= MATERIAL PROVIDED =
-*-*-
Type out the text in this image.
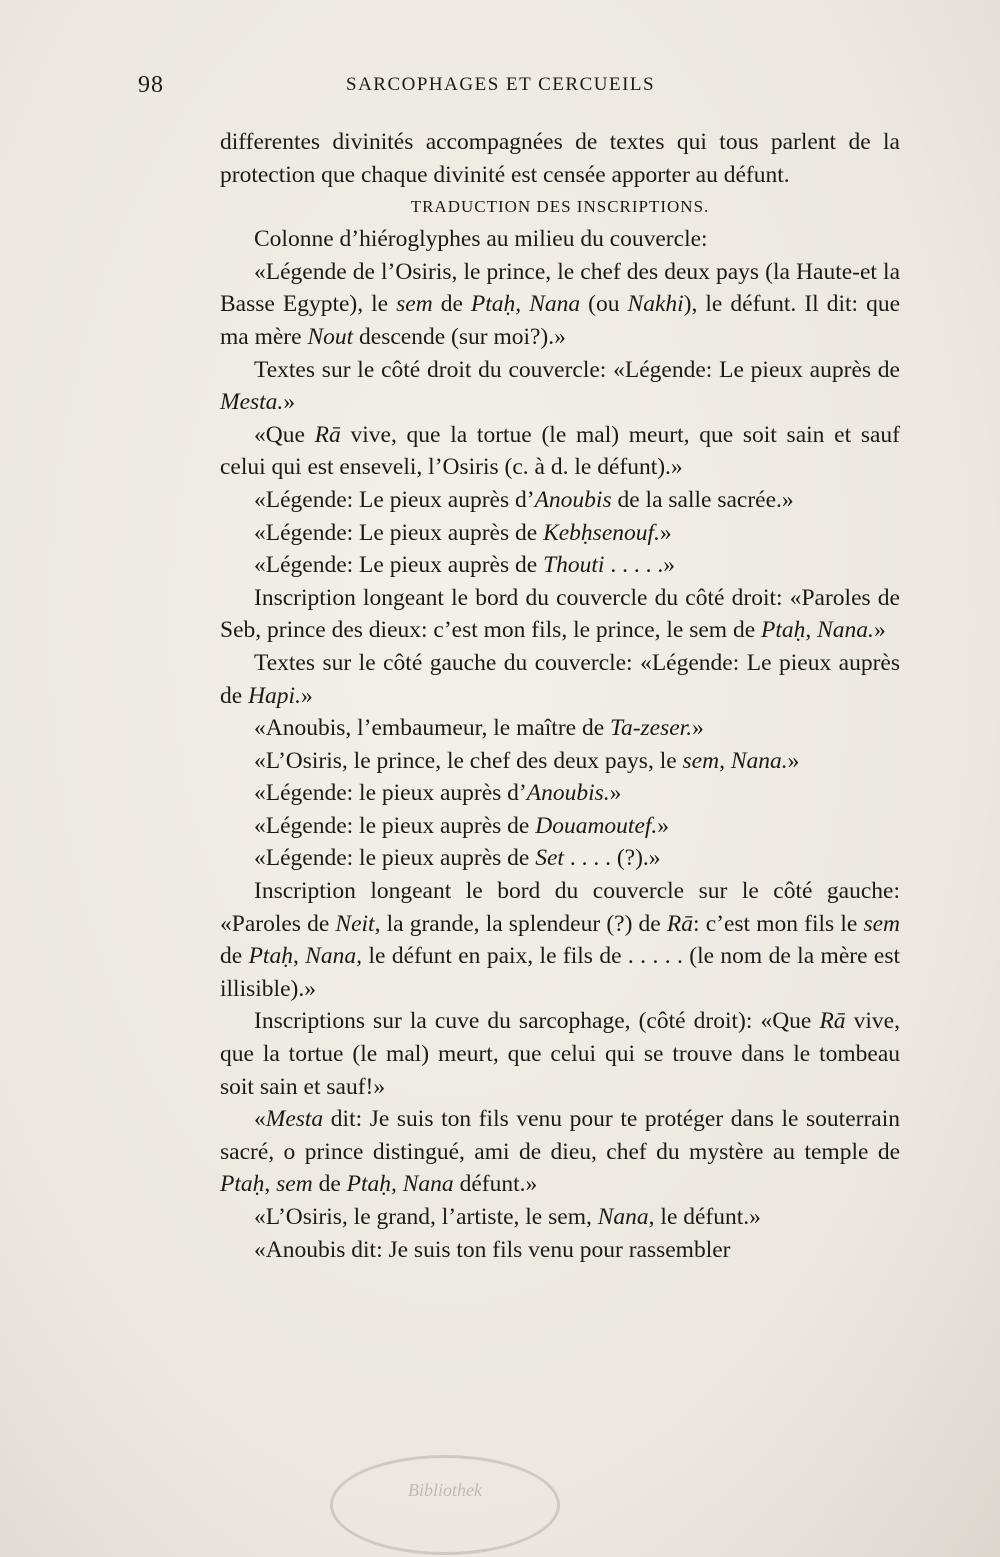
98	SARCOPHAGES ET CERCUEILS

differentes divinités accompagnées de textes qui tous parlent de la protection que chaque divinité est censée apporter au défunt.

TRADUCTION DES INSCRIPTIONS.

Colonne d’hiéroglyphes au milieu du couvercle:

«Légende de l’Osiris, le prince, le chef des deux pays (la Haute-et la Basse Egypte), le sem de Ptaḥ, Nana (ou Nakhi), le défunt. Il dit: que ma mère Nout descende (sur moi?).»

Textes sur le côté droit du couvercle: «Légende: Le pieux auprès de Mesta.»

«Que Rā vive, que la tortue (le mal) meurt, que soit sain et sauf celui qui est enseveli, l’Osiris (c. à d. le défunt).»

«Légende: Le pieux auprès d’Anoubis de la salle sacrée.»

«Légende: Le pieux auprès de Kebḥsenouf.»

«Légende: Le pieux auprès de Thouti . . . . .»

Inscription longeant le bord du couvercle du côté droit: «Paroles de Seb, prince des dieux: c’est mon fils, le prince, le sem de Ptaḥ, Nana.»

Textes sur le côté gauche du couvercle: «Légende: Le pieux auprès de Hapi.»

«Anoubis, l’embaumeur, le maître de Ta-zeser.»

«L’Osiris, le prince, le chef des deux pays, le sem, Nana.»

«Légende: le pieux auprès d’Anoubis.»

«Légende: le pieux auprès de Douamoutef.»

«Légende: le pieux auprès de Set . . . . (?).»

Inscription longeant le bord du couvercle sur le côté gauche: «Paroles de Neit, la grande, la splendeur (?) de Rā: c’est mon fils le sem de Ptaḥ, Nana, le défunt en paix, le fils de . . . . . (le nom de la mère est illisible).»

Inscriptions sur la cuve du sarcophage, (côté droit): «Que Rā vive, que la tortue (le mal) meurt, que celui qui se trouve dans le tombeau soit sain et sauf!»

«Mesta dit: Je suis ton fils venu pour te protéger dans le souterrain sacré, o prince distingué, ami de dieu, chef du mystère au temple de Ptaḥ, sem de Ptaḥ, Nana défunt.»

«L’Osiris, le grand, l’artiste, le sem, Nana, le défunt.»

«Anoubis dit: Je suis ton fils venu pour rassembler

Bibliothek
-*-*-
= STATED TASK =
Without including any picture, retype the entries exactly.

= ANSWER TO THIS EXERCISE =
Type out the text in this image.
98	SARCOPHAGES ET CERCUEILS

differentes divinités accompagnées de textes qui tous parlent de la protection que chaque divinité est censée apporter au défunt.

TRADUCTION DES INSCRIPTIONS.

Colonne d’hiéroglyphes au milieu du couvercle:

«Légende de l’Osiris, le prince, le chef des deux pays (la Haute-et la Basse Egypte), le sem de Ptaḥ, Nana (ou Nakhi), le défunt. Il dit: que ma mère Nout descende (sur moi?).»

Textes sur le côté droit du couvercle: «Légende: Le pieux auprès de Mesta.»

«Que Rā vive, que la tortue (le mal) meurt, que soit sain et sauf celui qui est enseveli, l’Osiris (c. à d. le défunt).»

«Légende: Le pieux auprès d’Anoubis de la salle sacrée.»

«Légende: Le pieux auprès de Kebḥsenouf.»

«Légende: Le pieux auprès de Thouti . . . . .»

Inscription longeant le bord du couvercle du côté droit: «Paroles de Seb, prince des dieux: c’est mon fils, le prince, le sem de Ptaḥ, Nana.»

Textes sur le côté gauche du couvercle: «Légende: Le pieux auprès de Hapi.»

«Anoubis, l’embaumeur, le maître de Ta-zeser.»

«L’Osiris, le prince, le chef des deux pays, le sem, Nana.»

«Légende: le pieux auprès d’Anoubis.»

«Légende: le pieux auprès de Douamoutef.»

«Légende: le pieux auprès de Set . . . . (?).»

Inscription longeant le bord du couvercle sur le côté gauche: «Paroles de Neit, la grande, la splendeur (?) de Rā: c’est mon fils le sem de Ptaḥ, Nana, le défunt en paix, le fils de . . . . . (le nom de la mère est illisible).»

Inscriptions sur la cuve du sarcophage, (côté droit): «Que Rā vive, que la tortue (le mal) meurt, que celui qui se trouve dans le tombeau soit sain et sauf!»

«Mesta dit: Je suis ton fils venu pour te protéger dans le souterrain sacré, o prince distingué, ami de dieu, chef du mystère au temple de Ptaḥ, sem de Ptaḥ, Nana défunt.»

«L’Osiris, le grand, l’artiste, le sem, Nana, le défunt.»

«Anoubis dit: Je suis ton fils venu pour rassembler

Bibliothek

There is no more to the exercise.